What you are asked to do:
For the data below, work out how many lines include the string "Waste" and report only the number.

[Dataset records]
--*--
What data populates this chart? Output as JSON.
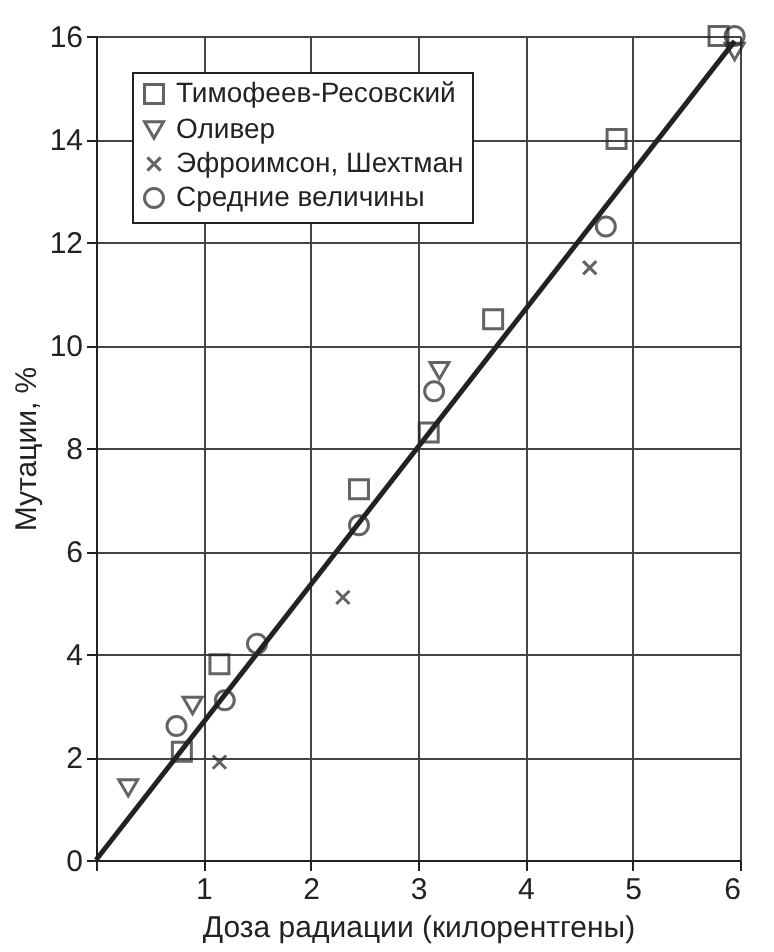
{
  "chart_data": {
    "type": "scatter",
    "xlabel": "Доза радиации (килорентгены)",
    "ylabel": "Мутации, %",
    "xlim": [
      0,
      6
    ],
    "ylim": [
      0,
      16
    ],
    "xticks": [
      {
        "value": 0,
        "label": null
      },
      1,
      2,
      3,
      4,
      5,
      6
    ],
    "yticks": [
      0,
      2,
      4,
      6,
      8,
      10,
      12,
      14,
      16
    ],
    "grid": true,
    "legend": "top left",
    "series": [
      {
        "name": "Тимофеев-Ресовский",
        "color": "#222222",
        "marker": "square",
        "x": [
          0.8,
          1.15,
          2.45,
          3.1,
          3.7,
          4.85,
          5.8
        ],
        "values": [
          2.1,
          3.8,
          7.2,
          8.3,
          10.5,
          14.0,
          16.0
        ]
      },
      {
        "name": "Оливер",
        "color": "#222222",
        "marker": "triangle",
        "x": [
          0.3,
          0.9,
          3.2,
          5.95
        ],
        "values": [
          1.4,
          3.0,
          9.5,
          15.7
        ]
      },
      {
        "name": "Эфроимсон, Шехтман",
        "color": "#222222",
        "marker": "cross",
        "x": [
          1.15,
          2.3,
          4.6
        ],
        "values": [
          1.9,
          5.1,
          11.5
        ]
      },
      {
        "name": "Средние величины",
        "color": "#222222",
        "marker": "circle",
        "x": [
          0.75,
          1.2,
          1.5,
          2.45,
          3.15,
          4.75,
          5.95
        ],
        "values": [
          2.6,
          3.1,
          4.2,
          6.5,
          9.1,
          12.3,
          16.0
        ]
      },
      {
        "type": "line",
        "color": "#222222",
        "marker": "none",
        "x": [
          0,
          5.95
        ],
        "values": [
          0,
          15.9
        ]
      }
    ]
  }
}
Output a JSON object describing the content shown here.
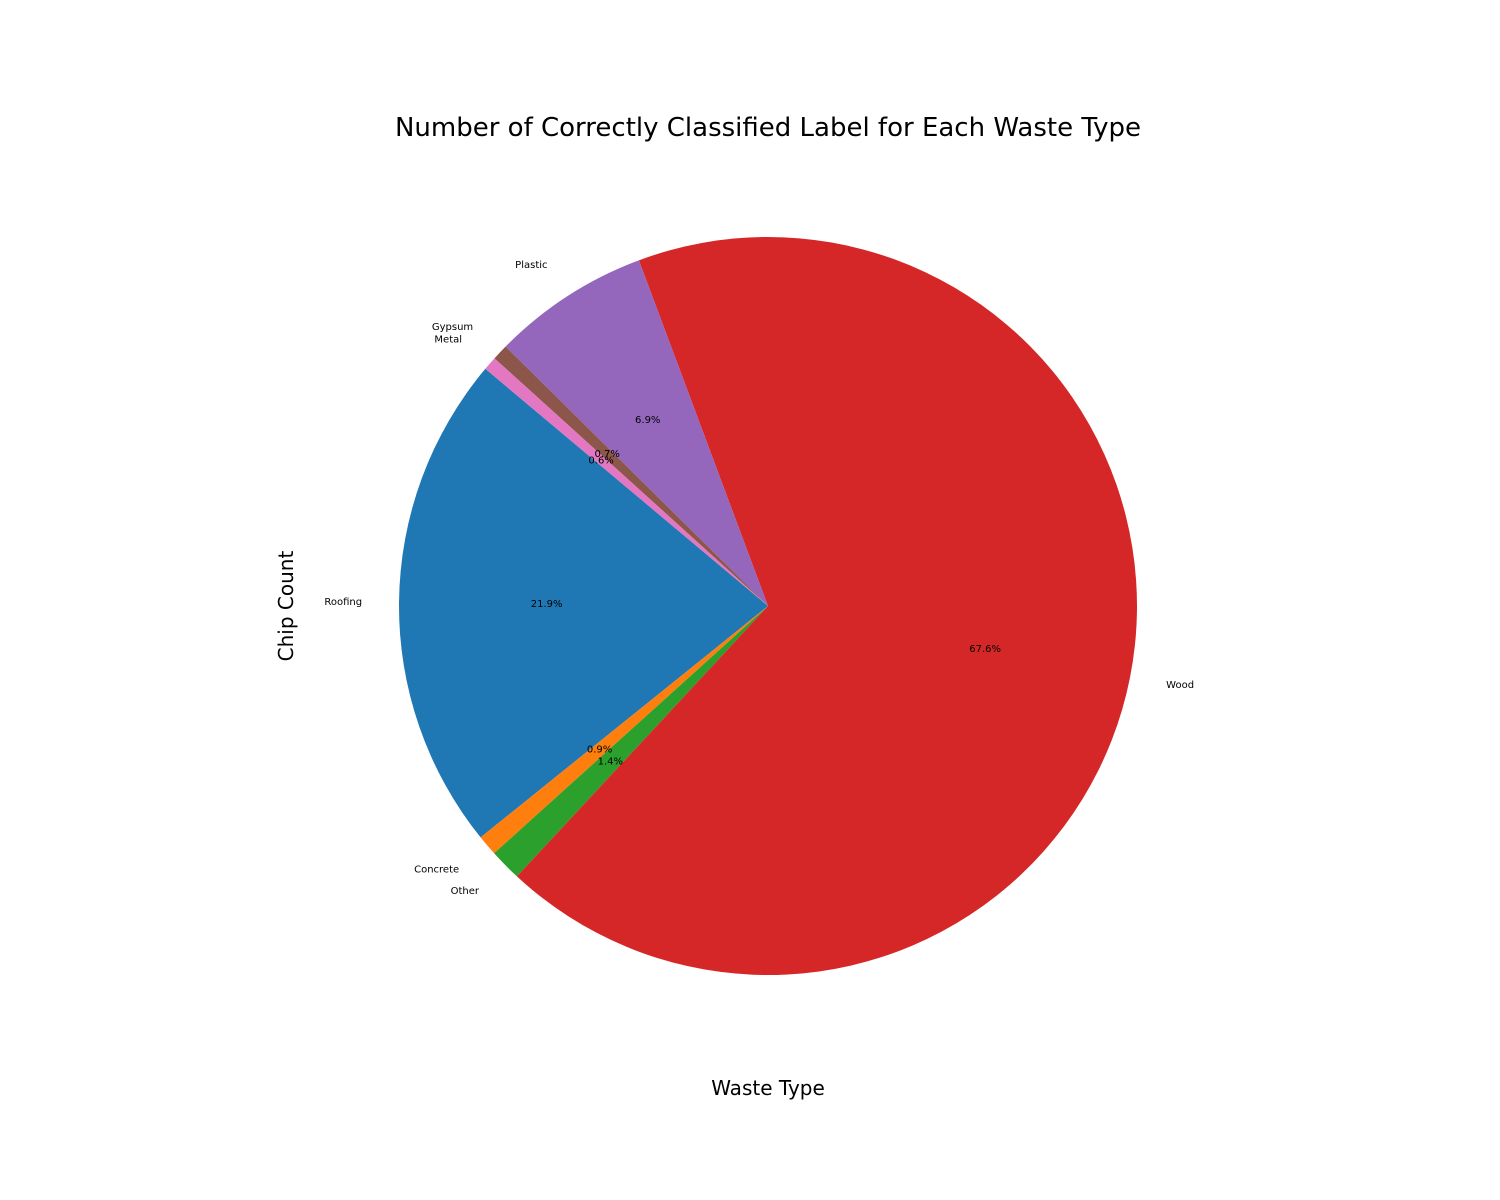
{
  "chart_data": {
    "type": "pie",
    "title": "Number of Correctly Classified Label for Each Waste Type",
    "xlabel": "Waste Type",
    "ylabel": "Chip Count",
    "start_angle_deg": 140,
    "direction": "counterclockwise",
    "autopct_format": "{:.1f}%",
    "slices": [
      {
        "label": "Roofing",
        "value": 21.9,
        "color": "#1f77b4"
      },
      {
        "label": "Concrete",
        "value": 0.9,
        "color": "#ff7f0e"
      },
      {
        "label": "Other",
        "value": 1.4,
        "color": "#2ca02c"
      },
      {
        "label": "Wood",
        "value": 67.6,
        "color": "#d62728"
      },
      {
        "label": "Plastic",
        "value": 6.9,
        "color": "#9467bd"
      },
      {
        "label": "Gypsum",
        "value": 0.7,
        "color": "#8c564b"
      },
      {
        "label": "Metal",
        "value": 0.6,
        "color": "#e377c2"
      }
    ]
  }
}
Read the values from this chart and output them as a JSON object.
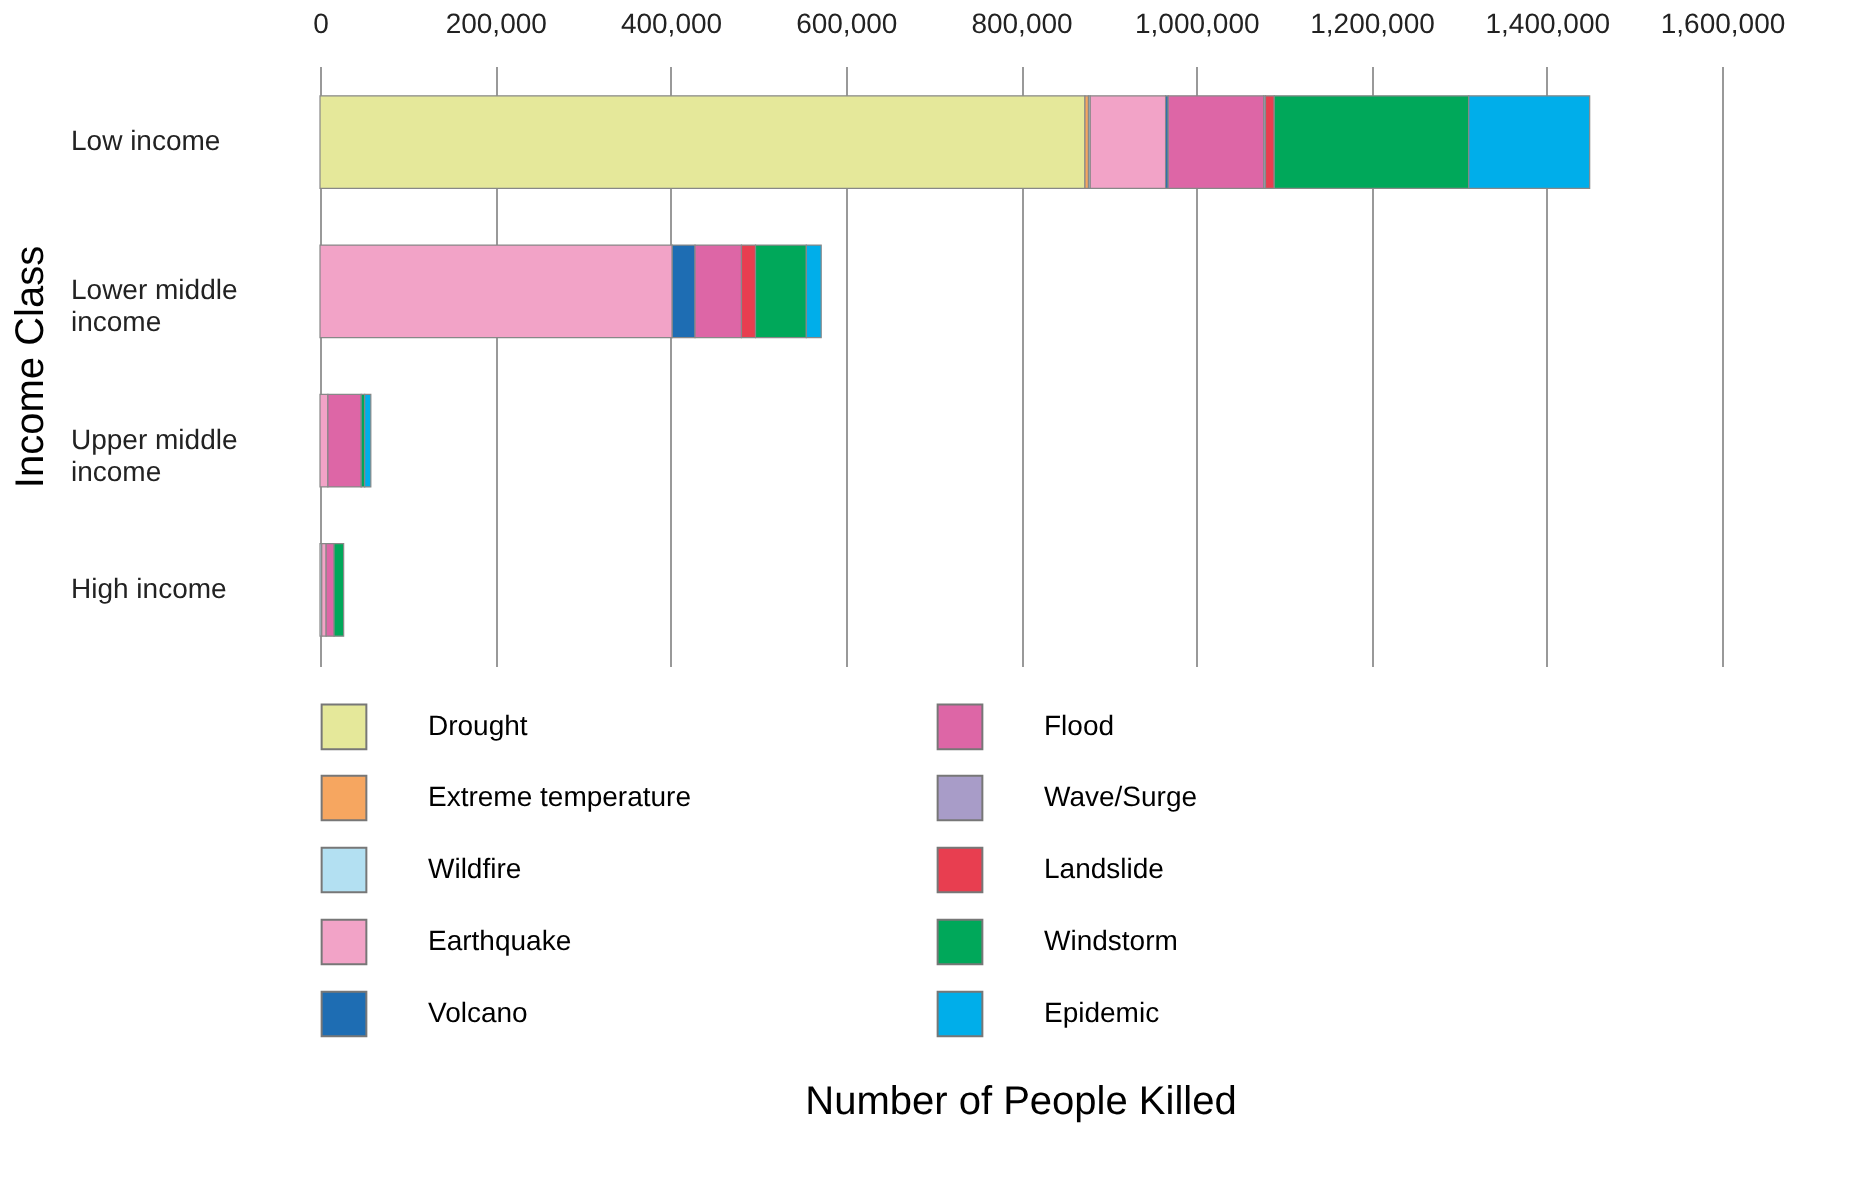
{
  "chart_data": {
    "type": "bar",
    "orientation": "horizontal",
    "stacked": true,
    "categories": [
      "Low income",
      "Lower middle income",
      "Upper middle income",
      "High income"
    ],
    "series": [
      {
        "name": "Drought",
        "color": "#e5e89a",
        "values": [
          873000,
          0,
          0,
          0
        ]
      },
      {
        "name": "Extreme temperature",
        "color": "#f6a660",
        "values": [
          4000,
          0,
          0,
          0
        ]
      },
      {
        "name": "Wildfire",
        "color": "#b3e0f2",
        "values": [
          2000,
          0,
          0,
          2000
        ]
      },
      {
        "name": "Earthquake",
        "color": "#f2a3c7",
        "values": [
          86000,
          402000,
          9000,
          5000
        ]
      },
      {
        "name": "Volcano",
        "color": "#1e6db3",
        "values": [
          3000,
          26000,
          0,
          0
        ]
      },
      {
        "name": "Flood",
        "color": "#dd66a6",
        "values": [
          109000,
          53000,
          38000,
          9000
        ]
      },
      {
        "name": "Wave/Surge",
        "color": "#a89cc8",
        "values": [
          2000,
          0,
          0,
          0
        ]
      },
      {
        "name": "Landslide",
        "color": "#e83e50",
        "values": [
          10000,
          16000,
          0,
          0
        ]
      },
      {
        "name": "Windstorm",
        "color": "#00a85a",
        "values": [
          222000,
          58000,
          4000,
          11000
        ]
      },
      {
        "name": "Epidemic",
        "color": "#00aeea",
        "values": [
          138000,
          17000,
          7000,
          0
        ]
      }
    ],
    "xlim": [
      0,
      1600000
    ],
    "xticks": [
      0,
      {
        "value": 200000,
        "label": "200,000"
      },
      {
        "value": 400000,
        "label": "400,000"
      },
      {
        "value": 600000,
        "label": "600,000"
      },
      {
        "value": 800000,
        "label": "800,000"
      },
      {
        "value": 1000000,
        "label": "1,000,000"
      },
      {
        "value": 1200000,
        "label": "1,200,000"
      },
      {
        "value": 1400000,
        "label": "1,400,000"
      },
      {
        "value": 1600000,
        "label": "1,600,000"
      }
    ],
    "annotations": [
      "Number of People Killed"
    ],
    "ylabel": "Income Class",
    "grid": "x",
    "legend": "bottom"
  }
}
--*--
Exercise output:
2